◆ **What is required**
Copy out each of the rows below without changing a single character.

◆ **Given data**
++++

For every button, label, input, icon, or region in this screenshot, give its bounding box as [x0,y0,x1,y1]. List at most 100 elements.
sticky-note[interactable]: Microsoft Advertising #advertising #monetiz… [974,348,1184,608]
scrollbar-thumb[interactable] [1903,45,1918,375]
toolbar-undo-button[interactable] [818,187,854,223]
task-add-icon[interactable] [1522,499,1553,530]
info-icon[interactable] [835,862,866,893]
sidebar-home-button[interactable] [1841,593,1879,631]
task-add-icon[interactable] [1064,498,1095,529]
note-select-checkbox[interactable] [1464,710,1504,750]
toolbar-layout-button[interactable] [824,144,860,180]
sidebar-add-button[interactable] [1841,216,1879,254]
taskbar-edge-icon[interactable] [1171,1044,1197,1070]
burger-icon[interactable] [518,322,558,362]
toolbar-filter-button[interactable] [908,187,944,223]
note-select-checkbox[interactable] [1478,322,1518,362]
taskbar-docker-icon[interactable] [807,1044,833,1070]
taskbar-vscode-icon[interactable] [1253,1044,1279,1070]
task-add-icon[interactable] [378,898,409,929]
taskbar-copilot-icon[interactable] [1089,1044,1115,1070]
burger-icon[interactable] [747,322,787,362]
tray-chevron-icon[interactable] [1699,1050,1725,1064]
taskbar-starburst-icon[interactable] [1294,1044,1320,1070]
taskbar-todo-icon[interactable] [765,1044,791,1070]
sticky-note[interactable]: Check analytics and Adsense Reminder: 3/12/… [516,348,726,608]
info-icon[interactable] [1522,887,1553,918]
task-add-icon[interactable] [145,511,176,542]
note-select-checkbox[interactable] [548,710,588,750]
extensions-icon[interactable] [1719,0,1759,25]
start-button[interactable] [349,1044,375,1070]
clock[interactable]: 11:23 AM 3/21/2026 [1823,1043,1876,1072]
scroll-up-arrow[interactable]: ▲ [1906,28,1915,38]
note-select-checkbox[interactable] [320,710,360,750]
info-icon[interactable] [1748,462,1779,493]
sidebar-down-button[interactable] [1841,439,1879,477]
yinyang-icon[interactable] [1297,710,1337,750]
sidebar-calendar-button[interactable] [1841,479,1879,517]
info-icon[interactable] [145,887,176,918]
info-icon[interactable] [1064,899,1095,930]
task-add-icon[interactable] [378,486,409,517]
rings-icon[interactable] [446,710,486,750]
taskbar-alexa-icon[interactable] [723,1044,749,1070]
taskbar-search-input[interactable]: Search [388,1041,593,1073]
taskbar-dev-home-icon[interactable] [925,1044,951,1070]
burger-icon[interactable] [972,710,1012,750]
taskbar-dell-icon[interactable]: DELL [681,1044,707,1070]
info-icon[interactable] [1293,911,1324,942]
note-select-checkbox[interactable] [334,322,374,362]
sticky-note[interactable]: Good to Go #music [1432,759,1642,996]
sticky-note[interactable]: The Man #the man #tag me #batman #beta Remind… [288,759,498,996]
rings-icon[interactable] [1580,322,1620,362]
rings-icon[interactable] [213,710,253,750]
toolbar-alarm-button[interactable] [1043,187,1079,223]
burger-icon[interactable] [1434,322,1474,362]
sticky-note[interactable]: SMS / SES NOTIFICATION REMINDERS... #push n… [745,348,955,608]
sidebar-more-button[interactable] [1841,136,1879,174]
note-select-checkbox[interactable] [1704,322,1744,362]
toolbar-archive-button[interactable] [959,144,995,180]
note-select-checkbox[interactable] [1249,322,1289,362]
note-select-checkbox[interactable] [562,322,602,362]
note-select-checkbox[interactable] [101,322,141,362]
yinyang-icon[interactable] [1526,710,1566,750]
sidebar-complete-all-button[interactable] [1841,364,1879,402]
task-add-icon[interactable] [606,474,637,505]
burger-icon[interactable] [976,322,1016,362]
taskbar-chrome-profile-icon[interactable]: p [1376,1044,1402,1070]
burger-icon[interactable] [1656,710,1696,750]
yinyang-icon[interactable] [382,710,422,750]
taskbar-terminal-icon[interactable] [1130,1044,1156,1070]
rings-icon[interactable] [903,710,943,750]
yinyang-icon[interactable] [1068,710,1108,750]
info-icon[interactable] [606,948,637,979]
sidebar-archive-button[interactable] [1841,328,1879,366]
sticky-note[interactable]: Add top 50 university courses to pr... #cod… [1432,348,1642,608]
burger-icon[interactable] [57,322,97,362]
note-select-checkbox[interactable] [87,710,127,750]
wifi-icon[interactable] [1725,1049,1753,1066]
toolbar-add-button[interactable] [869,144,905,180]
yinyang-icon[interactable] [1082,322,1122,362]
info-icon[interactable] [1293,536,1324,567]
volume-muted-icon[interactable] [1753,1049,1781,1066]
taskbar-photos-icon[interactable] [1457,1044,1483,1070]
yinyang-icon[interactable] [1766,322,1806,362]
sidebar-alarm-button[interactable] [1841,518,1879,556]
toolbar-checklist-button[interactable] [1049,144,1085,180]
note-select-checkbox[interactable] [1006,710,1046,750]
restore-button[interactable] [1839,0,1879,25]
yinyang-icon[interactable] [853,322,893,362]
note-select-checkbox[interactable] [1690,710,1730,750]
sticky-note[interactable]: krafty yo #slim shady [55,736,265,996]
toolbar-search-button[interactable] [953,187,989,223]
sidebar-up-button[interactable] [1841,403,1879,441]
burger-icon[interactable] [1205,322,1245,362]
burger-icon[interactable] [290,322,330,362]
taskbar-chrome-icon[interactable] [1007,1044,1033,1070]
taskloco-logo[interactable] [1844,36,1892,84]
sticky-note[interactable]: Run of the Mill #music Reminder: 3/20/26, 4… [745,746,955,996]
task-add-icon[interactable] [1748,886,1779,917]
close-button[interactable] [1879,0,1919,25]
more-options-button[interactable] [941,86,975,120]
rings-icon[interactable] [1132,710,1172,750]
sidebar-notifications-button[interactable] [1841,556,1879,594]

++++

◆ **Solution**
For every button, label, input, icon, or region in this screenshot, give its bounding box as [x0,y0,x1,y1]. List at most 100 elements.
sticky-note[interactable]: Microsoft Advertising #advertising #monetiz… [974,348,1184,608]
scrollbar-thumb[interactable] [1903,45,1918,375]
toolbar-undo-button[interactable] [818,187,854,223]
task-add-icon[interactable] [1522,499,1553,530]
info-icon[interactable] [835,862,866,893]
sidebar-home-button[interactable] [1841,593,1879,631]
task-add-icon[interactable] [1064,498,1095,529]
note-select-checkbox[interactable] [1464,710,1504,750]
toolbar-layout-button[interactable] [824,144,860,180]
sidebar-add-button[interactable] [1841,216,1879,254]
taskbar-edge-icon[interactable] [1171,1044,1197,1070]
burger-icon[interactable] [518,322,558,362]
toolbar-filter-button[interactable] [908,187,944,223]
note-select-checkbox[interactable] [1478,322,1518,362]
taskbar-docker-icon[interactable] [807,1044,833,1070]
taskbar-vscode-icon[interactable] [1253,1044,1279,1070]
task-add-icon[interactable] [378,898,409,929]
taskbar-copilot-icon[interactable] [1089,1044,1115,1070]
burger-icon[interactable] [747,322,787,362]
tray-chevron-icon[interactable] [1699,1050,1725,1064]
taskbar-starburst-icon[interactable] [1294,1044,1320,1070]
taskbar-todo-icon[interactable] [765,1044,791,1070]
sticky-note[interactable]: Check analytics and Adsense Reminder: 3/12/… [516,348,726,608]
info-icon[interactable] [1522,887,1553,918]
task-add-icon[interactable] [145,511,176,542]
note-select-checkbox[interactable] [548,710,588,750]
extensions-icon[interactable] [1719,0,1759,25]
start-button[interactable] [349,1044,375,1070]
clock[interactable]: 11:23 AM 3/21/2026 [1823,1043,1876,1072]
scroll-up-arrow[interactable]: ▲ [1906,28,1915,38]
note-select-checkbox[interactable] [320,710,360,750]
info-icon[interactable] [1748,462,1779,493]
sidebar-down-button[interactable] [1841,439,1879,477]
yinyang-icon[interactable] [1297,710,1337,750]
sidebar-calendar-button[interactable] [1841,479,1879,517]
info-icon[interactable] [145,887,176,918]
info-icon[interactable] [1064,899,1095,930]
task-add-icon[interactable] [378,486,409,517]
rings-icon[interactable] [446,710,486,750]
taskbar-alexa-icon[interactable] [723,1044,749,1070]
taskbar-search-input[interactable]: Search [388,1041,593,1073]
taskbar-dev-home-icon[interactable] [925,1044,951,1070]
burger-icon[interactable] [972,710,1012,750]
taskbar-dell-icon[interactable]: DELL [681,1044,707,1070]
info-icon[interactable] [1293,911,1324,942]
note-select-checkbox[interactable] [334,322,374,362]
sticky-note[interactable]: Good to Go #music [1432,759,1642,996]
sticky-note[interactable]: The Man #the man #tag me #batman #beta Remind… [288,759,498,996]
rings-icon[interactable] [1580,322,1620,362]
rings-icon[interactable] [213,710,253,750]
toolbar-alarm-button[interactable] [1043,187,1079,223]
burger-icon[interactable] [1434,322,1474,362]
sticky-note[interactable]: SMS / SES NOTIFICATION REMINDERS... #push n… [745,348,955,608]
sidebar-more-button[interactable] [1841,136,1879,174]
note-select-checkbox[interactable] [1704,322,1744,362]
toolbar-archive-button[interactable] [959,144,995,180]
note-select-checkbox[interactable] [1249,322,1289,362]
note-select-checkbox[interactable] [562,322,602,362]
note-select-checkbox[interactable] [101,322,141,362]
yinyang-icon[interactable] [1526,710,1566,750]
sidebar-complete-all-button[interactable] [1841,364,1879,402]
task-add-icon[interactable] [606,474,637,505]
burger-icon[interactable] [976,322,1016,362]
taskbar-chrome-profile-icon[interactable]: p [1376,1044,1402,1070]
burger-icon[interactable] [1656,710,1696,750]
yinyang-icon[interactable] [382,710,422,750]
taskbar-terminal-icon[interactable] [1130,1044,1156,1070]
rings-icon[interactable] [903,710,943,750]
yinyang-icon[interactable] [1068,710,1108,750]
info-icon[interactable] [606,948,637,979]
sidebar-archive-button[interactable] [1841,328,1879,366]
sticky-note[interactable]: Add top 50 university courses to pr... #cod… [1432,348,1642,608]
burger-icon[interactable] [57,322,97,362]
note-select-checkbox[interactable] [87,710,127,750]
wifi-icon[interactable] [1725,1049,1753,1066]
toolbar-add-button[interactable] [869,144,905,180]
yinyang-icon[interactable] [1082,322,1122,362]
info-icon[interactable] [1293,536,1324,567]
volume-muted-icon[interactable] [1753,1049,1781,1066]
taskbar-photos-icon[interactable] [1457,1044,1483,1070]
yinyang-icon[interactable] [1766,322,1806,362]
sidebar-alarm-button[interactable] [1841,518,1879,556]
toolbar-checklist-button[interactable] [1049,144,1085,180]
note-select-checkbox[interactable] [1006,710,1046,750]
restore-button[interactable] [1839,0,1879,25]
yinyang-icon[interactable] [853,322,893,362]
note-select-checkbox[interactable] [1690,710,1730,750]
sticky-note[interactable]: krafty yo #slim shady [55,736,265,996]
toolbar-search-button[interactable] [953,187,989,223]
sidebar-up-button[interactable] [1841,403,1879,441]
burger-icon[interactable] [1205,322,1245,362]
burger-icon[interactable] [290,322,330,362]
taskbar-chrome-icon[interactable] [1007,1044,1033,1070]
taskloco-logo[interactable] [1844,36,1892,84]
sticky-note[interactable]: Run of the Mill #music Reminder: 3/20/26, 4… [745,746,955,996]
task-add-icon[interactable] [1748,886,1779,917]
close-button[interactable] [1879,0,1919,25]
more-options-button[interactable] [941,86,975,120]
rings-icon[interactable] [1132,710,1172,750]
sidebar-notifications-button[interactable] [1841,556,1879,594]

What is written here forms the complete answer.